> _Task_: Repeat the material below word for word and leave out all pictures.

> _Data extract_:
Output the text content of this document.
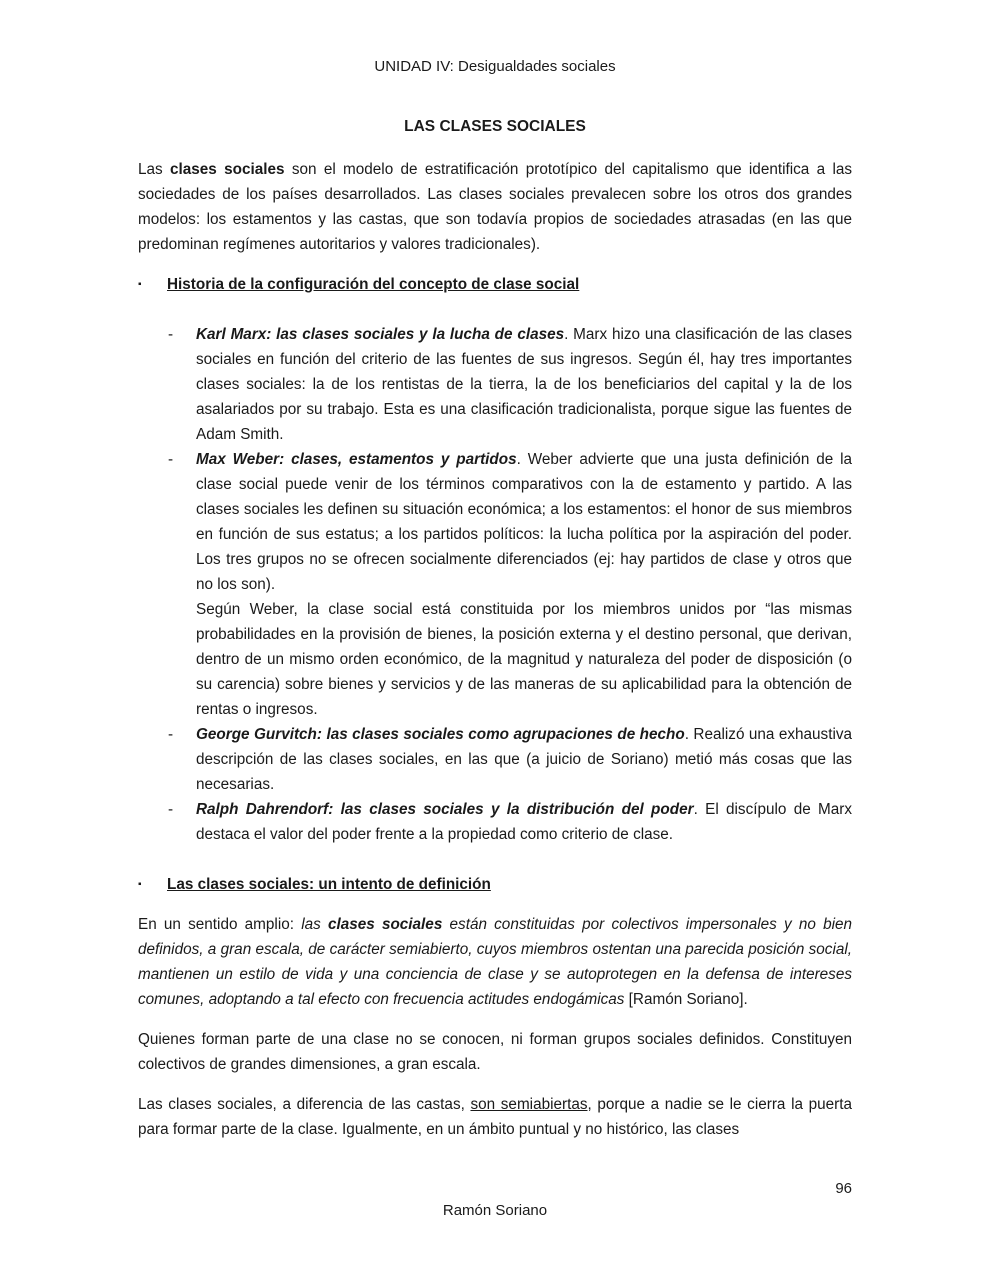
UNIDAD IV: Desigualdades sociales
LAS CLASES SOCIALES

Las clases sociales son el modelo de estratificación prototípico del capitalismo que identifica a las sociedades de los países desarrollados. Las clases sociales prevalecen sobre los otros dos grandes modelos: los estamentos y las castas, que son todavía propios de sociedades atrasadas (en las que predominan regímenes autoritarios y valores tradicionales).

▪ Historia de la configuración del concepto de clase social

- Karl Marx: las clases sociales y la lucha de clases. Marx hizo una clasificación de las clases sociales en función del criterio de las fuentes de sus ingresos. Según él, hay tres importantes clases sociales: la de los rentistas de la tierra, la de los beneficiarios del capital y la de los asalariados por su trabajo. Esta es una clasificación tradicionalista, porque sigue las fuentes de Adam Smith.

- Max Weber: clases, estamentos y partidos. Weber advierte que una justa definición de la clase social puede venir de los términos comparativos con la de estamento y partido. A las clases sociales les definen su situación económica; a los estamentos: el honor de sus miembros en función de sus estatus; a los partidos políticos: la lucha política por la aspiración del poder. Los tres grupos no se ofrecen socialmente diferenciados (ej: hay partidos de clase y otros que no los son).

Según Weber, la clase social está constituida por los miembros unidos por “las mismas probabilidades en la provisión de bienes, la posición externa y el destino personal, que derivan, dentro de un mismo orden económico, de la magnitud y naturaleza del poder de disposición (o su carencia) sobre bienes y servicios y de las maneras de su aplicabilidad para la obtención de rentas o ingresos.

- George Gurvitch: las clases sociales como agrupaciones de hecho. Realizó una exhaustiva descripción de las clases sociales, en las que (a juicio de Soriano) metió más cosas que las necesarias.

- Ralph Dahrendorf: las clases sociales y la distribución del poder. El discípulo de Marx destaca el valor del poder frente a la propiedad como criterio de clase.

▪ Las clases sociales: un intento de definición

En un sentido amplio: las clases sociales están constituidas por colectivos impersonales y no bien definidos, a gran escala, de carácter semiabierto, cuyos miembros ostentan una parecida posición social, mantienen un estilo de vida y una conciencia de clase y se autoprotegen en la defensa de intereses comunes, adoptando a tal efecto con frecuencia actitudes endogámicas [Ramón Soriano].

Quienes forman parte de una clase no se conocen, ni forman grupos sociales definidos. Constituyen colectivos de grandes dimensiones, a gran escala.

Las clases sociales, a diferencia de las castas, son semiabiertas, porque a nadie se le cierra la puerta para formar parte de la clase. Igualmente, en un ámbito puntual y no histórico, las clases

96
Ramón Soriano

> _Solution_:
Output the text content of this document.
UNIDAD IV: Desigualdades sociales
LAS CLASES SOCIALES

Las clases sociales son el modelo de estratificación prototípico del capitalismo que identifica a las sociedades de los países desarrollados. Las clases sociales prevalecen sobre los otros dos grandes modelos: los estamentos y las castas, que son todavía propios de sociedades atrasadas (en las que predominan regímenes autoritarios y valores tradicionales).

▪ Historia de la configuración del concepto de clase social

- Karl Marx: las clases sociales y la lucha de clases. Marx hizo una clasificación de las clases sociales en función del criterio de las fuentes de sus ingresos. Según él, hay tres importantes clases sociales: la de los rentistas de la tierra, la de los beneficiarios del capital y la de los asalariados por su trabajo. Esta es una clasificación tradicionalista, porque sigue las fuentes de Adam Smith.

- Max Weber: clases, estamentos y partidos. Weber advierte que una justa definición de la clase social puede venir de los términos comparativos con la de estamento y partido. A las clases sociales les definen su situación económica; a los estamentos: el honor de sus miembros en función de sus estatus; a los partidos políticos: la lucha política por la aspiración del poder. Los tres grupos no se ofrecen socialmente diferenciados (ej: hay partidos de clase y otros que no los son).

Según Weber, la clase social está constituida por los miembros unidos por “las mismas probabilidades en la provisión de bienes, la posición externa y el destino personal, que derivan, dentro de un mismo orden económico, de la magnitud y naturaleza del poder de disposición (o su carencia) sobre bienes y servicios y de las maneras de su aplicabilidad para la obtención de rentas o ingresos.

- George Gurvitch: las clases sociales como agrupaciones de hecho. Realizó una exhaustiva descripción de las clases sociales, en las que (a juicio de Soriano) metió más cosas que las necesarias.

- Ralph Dahrendorf: las clases sociales y la distribución del poder. El discípulo de Marx destaca el valor del poder frente a la propiedad como criterio de clase.

▪ Las clases sociales: un intento de definición

En un sentido amplio: las clases sociales están constituidas por colectivos impersonales y no bien definidos, a gran escala, de carácter semiabierto, cuyos miembros ostentan una parecida posición social, mantienen un estilo de vida y una conciencia de clase y se autoprotegen en la defensa de intereses comunes, adoptando a tal efecto con frecuencia actitudes endogámicas [Ramón Soriano].

Quienes forman parte de una clase no se conocen, ni forman grupos sociales definidos. Constituyen colectivos de grandes dimensiones, a gran escala.

Las clases sociales, a diferencia de las castas, son semiabiertas, porque a nadie se le cierra la puerta para formar parte de la clase. Igualmente, en un ámbito puntual y no histórico, las clases

96
Ramón Soriano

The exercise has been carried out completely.